**Text shown:**
▬▬▬

Data-systems messaging #306

0xterminator · 2024-11-08T10:26:45Z

0xterminator
Nov 8, 2024
Collaborator

RFC Goals

The RFC goals are well summarized in the diagram below:

We are investigating a serialization/deserialization mechanism which will allow us to serialize all needed fuel-core data structures (Rust) to a binary vector which will be sent over the wire to NATS. The same binary vector is to be ready by all sorts of clients which will deserialize the data via a deserializer and construct out of it typed native structures - objects/interfaces/types in javascript, structs in rust, go structs with types in golang. We are in a search of a mechanism that allows on the basis of globally shared schemas for different clients and languages to derive typed objects ready for use thus deserializing the data easily. The opposite is also true - a client must be able to serialize the data using serializable structures derived from the global schemas and push them to nats. This way we want to ensure complete convertibility between data sent and received from e.g. rust / typescript /go without compromising its entirety or causing breaking changes in the current fuel-core functionality.

▬▬▬

**To be done:**
a. Answer from the serialization RFC:
(i) What role is shown under the poster's name?
(ii) To what is the binary vector sent over the wire?
(iii) In what language are the fuel-core data structures written?
b. Rewrite the entries as a numbered list, from their first line through the line containing "button[interactable]: 5 (117, 332, 137, 366)", leaving out blank lines.
The RFC text and the entries that follow it are unrelated material.

▬▬▬

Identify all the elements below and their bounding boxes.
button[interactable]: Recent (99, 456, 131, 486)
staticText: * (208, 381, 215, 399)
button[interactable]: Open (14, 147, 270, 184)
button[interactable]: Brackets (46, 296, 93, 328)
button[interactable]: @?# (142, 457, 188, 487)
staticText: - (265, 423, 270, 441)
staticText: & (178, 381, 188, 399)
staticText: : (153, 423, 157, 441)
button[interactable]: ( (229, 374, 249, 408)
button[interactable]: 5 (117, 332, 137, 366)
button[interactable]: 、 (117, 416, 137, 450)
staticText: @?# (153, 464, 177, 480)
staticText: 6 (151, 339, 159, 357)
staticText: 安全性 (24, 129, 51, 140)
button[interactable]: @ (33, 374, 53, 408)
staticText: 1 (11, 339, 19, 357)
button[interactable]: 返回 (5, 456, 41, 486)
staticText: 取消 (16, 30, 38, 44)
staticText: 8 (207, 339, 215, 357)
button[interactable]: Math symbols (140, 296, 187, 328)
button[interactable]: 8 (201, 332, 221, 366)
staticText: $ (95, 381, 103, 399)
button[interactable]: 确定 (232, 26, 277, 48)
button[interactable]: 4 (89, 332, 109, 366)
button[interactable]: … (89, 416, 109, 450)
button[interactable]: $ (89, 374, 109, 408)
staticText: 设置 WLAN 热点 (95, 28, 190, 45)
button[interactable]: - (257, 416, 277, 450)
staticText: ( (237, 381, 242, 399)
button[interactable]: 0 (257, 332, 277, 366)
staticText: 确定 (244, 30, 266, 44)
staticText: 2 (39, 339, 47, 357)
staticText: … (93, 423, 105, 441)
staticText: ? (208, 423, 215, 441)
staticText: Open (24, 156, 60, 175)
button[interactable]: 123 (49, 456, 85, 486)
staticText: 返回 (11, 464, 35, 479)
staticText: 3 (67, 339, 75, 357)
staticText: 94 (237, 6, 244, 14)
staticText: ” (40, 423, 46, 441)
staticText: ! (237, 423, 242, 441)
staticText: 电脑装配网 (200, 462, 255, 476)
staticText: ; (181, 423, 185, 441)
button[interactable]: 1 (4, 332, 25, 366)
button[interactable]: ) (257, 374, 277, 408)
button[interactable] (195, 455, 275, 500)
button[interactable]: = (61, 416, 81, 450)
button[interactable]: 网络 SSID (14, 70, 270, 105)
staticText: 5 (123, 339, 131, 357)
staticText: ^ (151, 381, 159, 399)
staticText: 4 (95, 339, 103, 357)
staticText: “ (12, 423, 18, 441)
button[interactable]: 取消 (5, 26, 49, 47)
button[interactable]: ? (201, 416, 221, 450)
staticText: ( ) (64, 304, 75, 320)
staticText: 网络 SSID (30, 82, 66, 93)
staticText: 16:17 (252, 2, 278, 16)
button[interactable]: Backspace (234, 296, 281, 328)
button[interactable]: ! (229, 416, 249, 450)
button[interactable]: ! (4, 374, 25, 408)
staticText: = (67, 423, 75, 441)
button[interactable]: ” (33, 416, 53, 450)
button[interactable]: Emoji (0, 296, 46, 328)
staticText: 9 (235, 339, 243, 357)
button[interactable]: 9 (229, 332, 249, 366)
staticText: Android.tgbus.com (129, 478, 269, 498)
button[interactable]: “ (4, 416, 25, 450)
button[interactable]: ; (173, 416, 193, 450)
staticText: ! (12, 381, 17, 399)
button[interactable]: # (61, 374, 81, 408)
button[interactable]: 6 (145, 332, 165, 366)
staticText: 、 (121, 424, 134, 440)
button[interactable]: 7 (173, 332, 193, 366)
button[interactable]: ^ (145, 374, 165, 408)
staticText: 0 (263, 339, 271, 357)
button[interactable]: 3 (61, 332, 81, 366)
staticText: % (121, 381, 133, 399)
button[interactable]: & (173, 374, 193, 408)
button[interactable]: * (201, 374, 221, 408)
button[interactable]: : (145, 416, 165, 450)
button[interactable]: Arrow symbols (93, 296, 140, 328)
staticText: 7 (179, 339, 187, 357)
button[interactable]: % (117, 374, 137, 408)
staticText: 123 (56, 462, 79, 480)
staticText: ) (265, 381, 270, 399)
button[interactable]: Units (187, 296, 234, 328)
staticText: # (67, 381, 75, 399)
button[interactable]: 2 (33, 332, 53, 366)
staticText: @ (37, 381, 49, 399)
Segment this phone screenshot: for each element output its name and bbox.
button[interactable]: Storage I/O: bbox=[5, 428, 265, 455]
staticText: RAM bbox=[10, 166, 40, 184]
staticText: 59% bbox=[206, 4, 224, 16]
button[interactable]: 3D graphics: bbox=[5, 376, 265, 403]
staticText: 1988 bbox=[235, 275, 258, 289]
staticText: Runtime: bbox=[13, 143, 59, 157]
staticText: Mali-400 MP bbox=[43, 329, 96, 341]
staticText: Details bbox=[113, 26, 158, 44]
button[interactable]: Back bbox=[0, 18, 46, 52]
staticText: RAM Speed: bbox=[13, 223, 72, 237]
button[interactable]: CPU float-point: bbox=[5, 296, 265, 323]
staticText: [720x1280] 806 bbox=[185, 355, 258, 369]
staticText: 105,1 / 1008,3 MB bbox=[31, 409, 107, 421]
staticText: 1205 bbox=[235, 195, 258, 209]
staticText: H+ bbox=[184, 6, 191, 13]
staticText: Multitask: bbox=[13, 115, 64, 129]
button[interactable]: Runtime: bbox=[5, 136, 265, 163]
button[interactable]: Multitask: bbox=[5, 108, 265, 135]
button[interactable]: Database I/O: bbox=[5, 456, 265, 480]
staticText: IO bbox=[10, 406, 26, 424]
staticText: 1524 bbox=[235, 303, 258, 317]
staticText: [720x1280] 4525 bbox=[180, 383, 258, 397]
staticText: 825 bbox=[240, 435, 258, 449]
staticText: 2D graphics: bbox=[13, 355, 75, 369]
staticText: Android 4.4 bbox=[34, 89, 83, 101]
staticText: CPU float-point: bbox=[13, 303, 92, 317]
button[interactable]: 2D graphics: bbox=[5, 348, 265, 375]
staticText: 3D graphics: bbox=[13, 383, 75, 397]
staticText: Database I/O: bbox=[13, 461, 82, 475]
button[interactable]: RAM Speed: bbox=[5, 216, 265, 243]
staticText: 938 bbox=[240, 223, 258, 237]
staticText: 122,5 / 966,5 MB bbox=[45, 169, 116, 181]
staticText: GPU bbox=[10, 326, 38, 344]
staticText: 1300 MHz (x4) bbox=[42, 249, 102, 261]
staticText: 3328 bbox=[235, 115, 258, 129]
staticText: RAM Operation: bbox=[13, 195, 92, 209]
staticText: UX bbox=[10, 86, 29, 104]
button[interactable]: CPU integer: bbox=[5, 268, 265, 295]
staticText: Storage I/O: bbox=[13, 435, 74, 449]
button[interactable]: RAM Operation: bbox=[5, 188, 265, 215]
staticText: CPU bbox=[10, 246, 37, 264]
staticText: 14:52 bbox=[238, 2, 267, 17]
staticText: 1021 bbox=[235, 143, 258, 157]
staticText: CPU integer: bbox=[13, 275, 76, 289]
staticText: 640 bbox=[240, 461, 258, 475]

▬▬▬

**Solution set:**
a.
(i) Collaborator
(ii) NATS
(iii) Rust

b.
1. Identify all the elements below and their bounding boxes.
2. button[interactable]: Recent (99, 456, 131, 486)
3. staticText: * (208, 381, 215, 399)
4. button[interactable]: Open (14, 147, 270, 184)
5. button[interactable]: Brackets (46, 296, 93, 328)
6. button[interactable]: @?# (142, 457, 188, 487)
7. staticText: - (265, 423, 270, 441)
8. staticText: & (178, 381, 188, 399)
9. staticText: : (153, 423, 157, 441)
10. button[interactable]: ( (229, 374, 249, 408)
11. button[interactable]: 5 (117, 332, 137, 366)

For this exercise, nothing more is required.